### Listed records
>> BEGIN

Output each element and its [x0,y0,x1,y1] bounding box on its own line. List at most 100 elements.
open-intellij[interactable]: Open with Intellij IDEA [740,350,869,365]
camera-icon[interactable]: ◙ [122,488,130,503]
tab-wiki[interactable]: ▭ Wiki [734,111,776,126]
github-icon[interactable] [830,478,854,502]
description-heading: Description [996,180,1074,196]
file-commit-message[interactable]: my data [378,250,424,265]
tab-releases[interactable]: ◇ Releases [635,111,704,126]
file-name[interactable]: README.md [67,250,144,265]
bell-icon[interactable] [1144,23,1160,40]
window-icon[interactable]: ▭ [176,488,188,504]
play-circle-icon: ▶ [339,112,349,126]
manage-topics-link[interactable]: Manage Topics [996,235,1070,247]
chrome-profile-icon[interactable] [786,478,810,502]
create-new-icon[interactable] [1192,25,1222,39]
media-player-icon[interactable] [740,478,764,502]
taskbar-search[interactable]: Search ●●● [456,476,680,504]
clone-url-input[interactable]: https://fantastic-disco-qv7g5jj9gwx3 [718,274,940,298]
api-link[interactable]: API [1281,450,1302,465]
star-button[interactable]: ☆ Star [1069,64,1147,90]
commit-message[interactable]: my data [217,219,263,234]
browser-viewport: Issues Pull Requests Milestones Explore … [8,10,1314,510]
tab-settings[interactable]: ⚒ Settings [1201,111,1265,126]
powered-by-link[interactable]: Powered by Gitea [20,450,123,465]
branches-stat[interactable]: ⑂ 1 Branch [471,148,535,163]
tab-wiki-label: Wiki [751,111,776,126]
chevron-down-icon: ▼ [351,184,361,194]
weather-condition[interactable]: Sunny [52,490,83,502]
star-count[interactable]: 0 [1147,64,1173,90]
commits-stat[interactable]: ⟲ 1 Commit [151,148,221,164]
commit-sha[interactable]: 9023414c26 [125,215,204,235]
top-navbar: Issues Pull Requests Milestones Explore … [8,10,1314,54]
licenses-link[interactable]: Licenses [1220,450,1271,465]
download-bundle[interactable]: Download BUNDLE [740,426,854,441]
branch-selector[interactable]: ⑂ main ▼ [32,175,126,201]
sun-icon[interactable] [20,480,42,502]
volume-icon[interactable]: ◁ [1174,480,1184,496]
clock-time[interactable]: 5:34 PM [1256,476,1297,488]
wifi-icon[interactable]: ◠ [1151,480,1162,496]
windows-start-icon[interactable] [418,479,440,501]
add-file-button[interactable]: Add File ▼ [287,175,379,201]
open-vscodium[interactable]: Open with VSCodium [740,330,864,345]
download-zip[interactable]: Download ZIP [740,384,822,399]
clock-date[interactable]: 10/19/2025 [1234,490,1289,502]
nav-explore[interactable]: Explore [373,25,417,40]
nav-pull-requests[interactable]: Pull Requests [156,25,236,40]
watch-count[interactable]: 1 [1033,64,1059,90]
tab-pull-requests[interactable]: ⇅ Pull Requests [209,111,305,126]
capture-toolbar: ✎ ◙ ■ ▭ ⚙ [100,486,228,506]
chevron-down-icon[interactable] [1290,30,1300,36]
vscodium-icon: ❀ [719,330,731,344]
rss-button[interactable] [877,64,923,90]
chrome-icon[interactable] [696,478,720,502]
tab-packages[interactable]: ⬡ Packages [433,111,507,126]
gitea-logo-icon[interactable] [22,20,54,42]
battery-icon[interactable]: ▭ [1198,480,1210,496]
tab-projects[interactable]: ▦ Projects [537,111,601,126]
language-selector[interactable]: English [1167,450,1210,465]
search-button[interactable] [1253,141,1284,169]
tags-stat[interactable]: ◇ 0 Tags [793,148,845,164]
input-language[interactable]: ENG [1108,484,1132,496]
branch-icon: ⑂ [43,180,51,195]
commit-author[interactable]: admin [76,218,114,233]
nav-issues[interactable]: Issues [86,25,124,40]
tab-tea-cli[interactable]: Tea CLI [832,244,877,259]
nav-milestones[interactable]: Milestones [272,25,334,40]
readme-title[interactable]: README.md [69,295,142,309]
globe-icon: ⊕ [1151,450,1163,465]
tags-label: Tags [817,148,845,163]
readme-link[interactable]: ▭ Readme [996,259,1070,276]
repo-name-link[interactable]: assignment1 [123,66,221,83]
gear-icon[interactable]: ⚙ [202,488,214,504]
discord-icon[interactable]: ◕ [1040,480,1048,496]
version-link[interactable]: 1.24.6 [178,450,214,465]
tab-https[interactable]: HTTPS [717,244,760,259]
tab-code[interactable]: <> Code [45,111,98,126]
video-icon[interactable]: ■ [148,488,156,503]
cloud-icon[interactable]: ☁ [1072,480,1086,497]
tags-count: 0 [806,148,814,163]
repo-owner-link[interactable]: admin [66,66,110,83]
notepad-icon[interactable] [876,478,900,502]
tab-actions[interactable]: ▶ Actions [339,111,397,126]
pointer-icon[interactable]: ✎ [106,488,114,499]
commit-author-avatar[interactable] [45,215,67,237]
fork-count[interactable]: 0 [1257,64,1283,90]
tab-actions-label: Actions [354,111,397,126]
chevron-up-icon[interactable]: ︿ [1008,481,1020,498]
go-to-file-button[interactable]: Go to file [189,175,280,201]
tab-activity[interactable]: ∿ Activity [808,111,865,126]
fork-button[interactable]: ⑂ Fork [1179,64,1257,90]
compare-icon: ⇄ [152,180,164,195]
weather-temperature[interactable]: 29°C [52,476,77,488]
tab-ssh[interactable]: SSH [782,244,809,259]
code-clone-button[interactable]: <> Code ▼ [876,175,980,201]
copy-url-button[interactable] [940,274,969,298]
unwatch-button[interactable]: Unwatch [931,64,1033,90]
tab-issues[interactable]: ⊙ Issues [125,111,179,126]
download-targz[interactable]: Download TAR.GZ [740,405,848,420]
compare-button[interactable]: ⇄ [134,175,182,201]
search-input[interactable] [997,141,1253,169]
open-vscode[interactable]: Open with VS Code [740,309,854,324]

>> END

### Aim
Rewrite all the records above, replacing "Sunny" with "Cloudy" and leaving everything else unchanged.

### Final result
Output each element and its [x0,y0,x1,y1] bounding box on its own line. List at most 100 elements.
open-intellij[interactable]: Open with Intellij IDEA [740,350,869,365]
camera-icon[interactable]: ◙ [122,488,130,503]
tab-wiki[interactable]: ▭ Wiki [734,111,776,126]
github-icon[interactable] [830,478,854,502]
description-heading: Description [996,180,1074,196]
file-commit-message[interactable]: my data [378,250,424,265]
tab-releases[interactable]: ◇ Releases [635,111,704,126]
file-name[interactable]: README.md [67,250,144,265]
bell-icon[interactable] [1144,23,1160,40]
window-icon[interactable]: ▭ [176,488,188,504]
play-circle-icon: ▶ [339,112,349,126]
manage-topics-link[interactable]: Manage Topics [996,235,1070,247]
chrome-profile-icon[interactable] [786,478,810,502]
create-new-icon[interactable] [1192,25,1222,39]
media-player-icon[interactable] [740,478,764,502]
taskbar-search[interactable]: Search ●●● [456,476,680,504]
clone-url-input[interactable]: https://fantastic-disco-qv7g5jj9gwx3 [718,274,940,298]
api-link[interactable]: API [1281,450,1302,465]
star-button[interactable]: ☆ Star [1069,64,1147,90]
commit-message[interactable]: my data [217,219,263,234]
browser-viewport: Issues Pull Requests Milestones Explore … [8,10,1314,510]
tab-settings[interactable]: ⚒ Settings [1201,111,1265,126]
powered-by-link[interactable]: Powered by Gitea [20,450,123,465]
branches-stat[interactable]: ⑂ 1 Branch [471,148,535,163]
tab-wiki-label: Wiki [751,111,776,126]
chevron-down-icon: ▼ [351,184,361,194]
weather-condition[interactable]: Cloudy [52,490,83,502]
star-count[interactable]: 0 [1147,64,1173,90]
commits-stat[interactable]: ⟲ 1 Commit [151,148,221,164]
commit-sha[interactable]: 9023414c26 [125,215,204,235]
top-navbar: Issues Pull Requests Milestones Explore … [8,10,1314,54]
licenses-link[interactable]: Licenses [1220,450,1271,465]
download-bundle[interactable]: Download BUNDLE [740,426,854,441]
branch-selector[interactable]: ⑂ main ▼ [32,175,126,201]
sun-icon[interactable] [20,480,42,502]
volume-icon[interactable]: ◁ [1174,480,1184,496]
clock-time[interactable]: 5:34 PM [1256,476,1297,488]
wifi-icon[interactable]: ◠ [1151,480,1162,496]
windows-start-icon[interactable] [418,479,440,501]
add-file-button[interactable]: Add File ▼ [287,175,379,201]
open-vscodium[interactable]: Open with VSCodium [740,330,864,345]
download-zip[interactable]: Download ZIP [740,384,822,399]
clock-date[interactable]: 10/19/2025 [1234,490,1289,502]
nav-explore[interactable]: Explore [373,25,417,40]
nav-pull-requests[interactable]: Pull Requests [156,25,236,40]
watch-count[interactable]: 1 [1033,64,1059,90]
tab-pull-requests[interactable]: ⇅ Pull Requests [209,111,305,126]
capture-toolbar: ✎ ◙ ■ ▭ ⚙ [100,486,228,506]
chevron-down-icon[interactable] [1290,30,1300,36]
vscodium-icon: ❀ [719,330,731,344]
rss-button[interactable] [877,64,923,90]
chrome-icon[interactable] [696,478,720,502]
tab-packages[interactable]: ⬡ Packages [433,111,507,126]
gitea-logo-icon[interactable] [22,20,54,42]
battery-icon[interactable]: ▭ [1198,480,1210,496]
tab-projects[interactable]: ▦ Projects [537,111,601,126]
language-selector[interactable]: English [1167,450,1210,465]
search-button[interactable] [1253,141,1284,169]
tags-stat[interactable]: ◇ 0 Tags [793,148,845,164]
input-language[interactable]: ENG [1108,484,1132,496]
branch-icon: ⑂ [43,180,51,195]
commit-author[interactable]: admin [76,218,114,233]
nav-issues[interactable]: Issues [86,25,124,40]
tab-tea-cli[interactable]: Tea CLI [832,244,877,259]
nav-milestones[interactable]: Milestones [272,25,334,40]
readme-title[interactable]: README.md [69,295,142,309]
globe-icon: ⊕ [1151,450,1163,465]
tags-label: Tags [817,148,845,163]
readme-link[interactable]: ▭ Readme [996,259,1070,276]
repo-name-link[interactable]: assignment1 [123,66,221,83]
gear-icon[interactable]: ⚙ [202,488,214,504]
discord-icon[interactable]: ◕ [1040,480,1048,496]
version-link[interactable]: 1.24.6 [178,450,214,465]
tab-https[interactable]: HTTPS [717,244,760,259]
tab-code[interactable]: <> Code [45,111,98,126]
video-icon[interactable]: ■ [148,488,156,503]
cloud-icon[interactable]: ☁ [1072,480,1086,497]
tags-count: 0 [806,148,814,163]
repo-owner-link[interactable]: admin [66,66,110,83]
notepad-icon[interactable] [876,478,900,502]
tab-actions[interactable]: ▶ Actions [339,111,397,126]
pointer-icon[interactable]: ✎ [106,488,114,499]
commit-author-avatar[interactable] [45,215,67,237]
fork-count[interactable]: 0 [1257,64,1283,90]
tab-actions-label: Actions [354,111,397,126]
chevron-up-icon[interactable]: ︿ [1008,481,1020,498]
go-to-file-button[interactable]: Go to file [189,175,280,201]
tab-activity[interactable]: ∿ Activity [808,111,865,126]
fork-button[interactable]: ⑂ Fork [1179,64,1257,90]
compare-icon: ⇄ [152,180,164,195]
weather-temperature[interactable]: 29°C [52,476,77,488]
tab-ssh[interactable]: SSH [782,244,809,259]
code-clone-button[interactable]: <> Code ▼ [876,175,980,201]
copy-url-button[interactable] [940,274,969,298]
unwatch-button[interactable]: Unwatch [931,64,1033,90]
tab-issues[interactable]: ⊙ Issues [125,111,179,126]
download-targz[interactable]: Download TAR.GZ [740,405,848,420]
compare-button[interactable]: ⇄ [134,175,182,201]
search-input[interactable] [997,141,1253,169]
open-vscode[interactable]: Open with VS Code [740,309,854,324]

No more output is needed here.